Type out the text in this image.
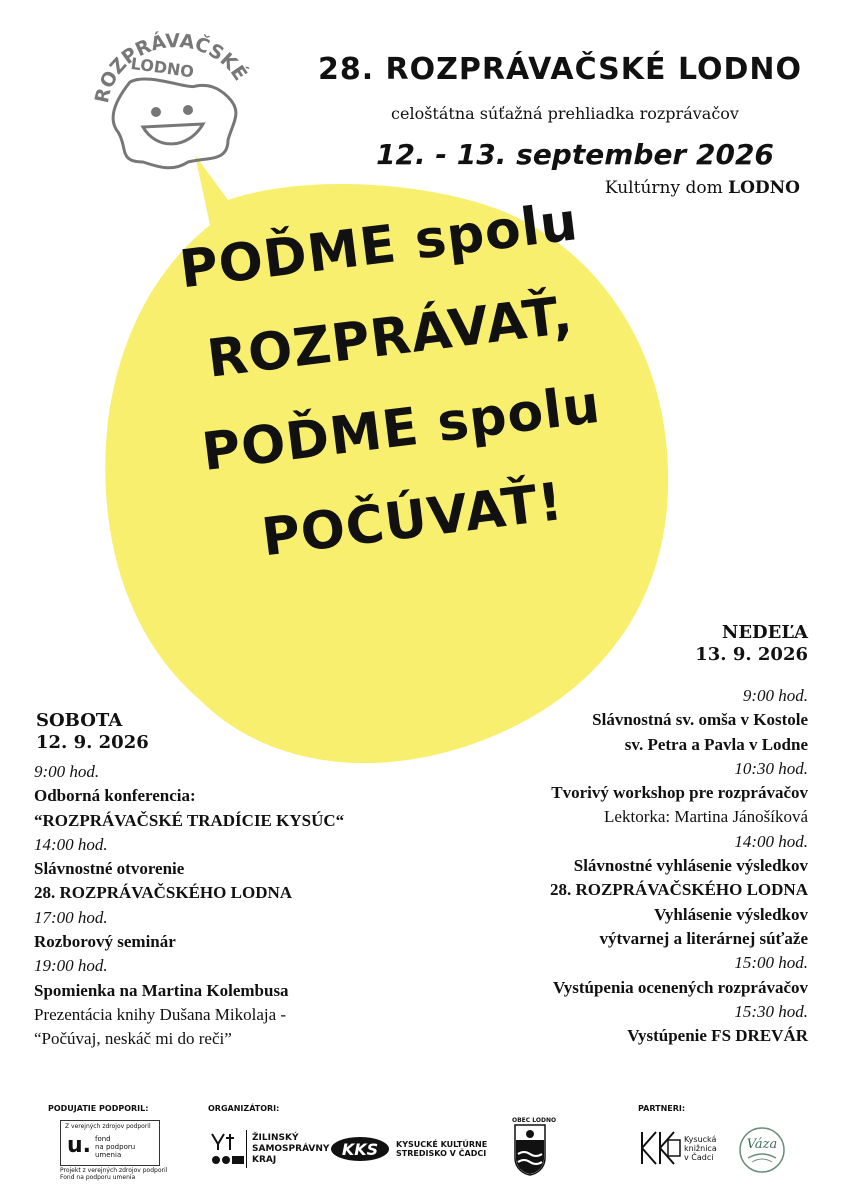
ROZPRÁVAČSKÉ
LODNO	28. ROZPRÁVAČSKÉ LODNO
celoštátna súťažná prehliadka rozprávačov
12. - 13. september 2026
Kultúrny dom LODNO
POĎME spolu
ROZPRÁVAŤ,
POĎME spolu
POČÚVAŤ!
SOBOTA
12. 9. 2026
9:00 hod.
Odborná konferencia:
“ROZPRÁVAČSKÉ TRADÍCIE KYSÚC“
14:00 hod.
Slávnostné otvorenie
28. ROZPRÁVAČSKÉHO LODNA
17:00 hod.
Rozborový seminár
19:00 hod.
Spomienka na Martina Kolembusa
Prezentácia knihy Dušana Mikolaja -
“Počúvaj, neskáč mi do reči”
NEDEĽA
13. 9. 2026
9:00 hod.
Slávnostná sv. omša v Kostole
sv. Petra a Pavla v Lodne
10:30 hod.
Tvorivý workshop pre rozprávačov
Lektorka: Martina Jánošíková
14:00 hod.
Slávnostné vyhlásenie výsledkov
28. ROZPRÁVAČSKÉHO LODNA
Vyhlásenie výsledkov
výtvarnej a literárnej súťaže
15:00 hod.
Vystúpenia ocenených rozprávačov
15:30 hod.
Vystúpenie FS DREVÁR
PODUJATIE PODPORIL:	ORGANIZÁTORI:	PARTNERI:
Z verejných zdrojov podporil
u. fond
na podporu
umenia
Projekt z verejných zdrojov podporil
Fond na podporu umenia
ŽILINSKÝ
SAMOSPRÁVNY
KRAJ
KKS KYSUCKÉ KULTÚRNE
STREDISKO V ČADCI
OBEC LODNO
Kysucká
knižnica
v Čadci
Váza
┄┄┄┄┄┄┄┄┄┄┄┄┄┄┄┄┄┄┄┄
*Goal of the exercise:*
Repeat all of the data above word for word, minus the pictures.

*Final answer:*
Type out the text in this image.
ROZPRÁVAČSKÉ
LODNO	28. ROZPRÁVAČSKÉ LODNO
celoštátna súťažná prehliadka rozprávačov
12. - 13. september 2026
Kultúrny dom LODNO
POĎME spolu
ROZPRÁVAŤ,
POĎME spolu
POČÚVAŤ!
SOBOTA
12. 9. 2026
9:00 hod.
Odborná konferencia:
“ROZPRÁVAČSKÉ TRADÍCIE KYSÚC“
14:00 hod.
Slávnostné otvorenie
28. ROZPRÁVAČSKÉHO LODNA
17:00 hod.
Rozborový seminár
19:00 hod.
Spomienka na Martina Kolembusa
Prezentácia knihy Dušana Mikolaja -
“Počúvaj, neskáč mi do reči”
NEDEĽA
13. 9. 2026
9:00 hod.
Slávnostná sv. omša v Kostole
sv. Petra a Pavla v Lodne
10:30 hod.
Tvorivý workshop pre rozprávačov
Lektorka: Martina Jánošíková
14:00 hod.
Slávnostné vyhlásenie výsledkov
28. ROZPRÁVAČSKÉHO LODNA
Vyhlásenie výsledkov
výtvarnej a literárnej súťaže
15:00 hod.
Vystúpenia ocenených rozprávačov
15:30 hod.
Vystúpenie FS DREVÁR
PODUJATIE PODPORIL:	ORGANIZÁTORI:	PARTNERI:
Z verejných zdrojov podporil
u. fond
na podporu
umenia
Projekt z verejných zdrojov podporil
Fond na podporu umenia
ŽILINSKÝ
SAMOSPRÁVNY
KRAJ
KKS KYSUCKÉ KULTÚRNE
STREDISKO V ČADCI
OBEC LODNO
Kysucká
knižnica
v Čadci
Váza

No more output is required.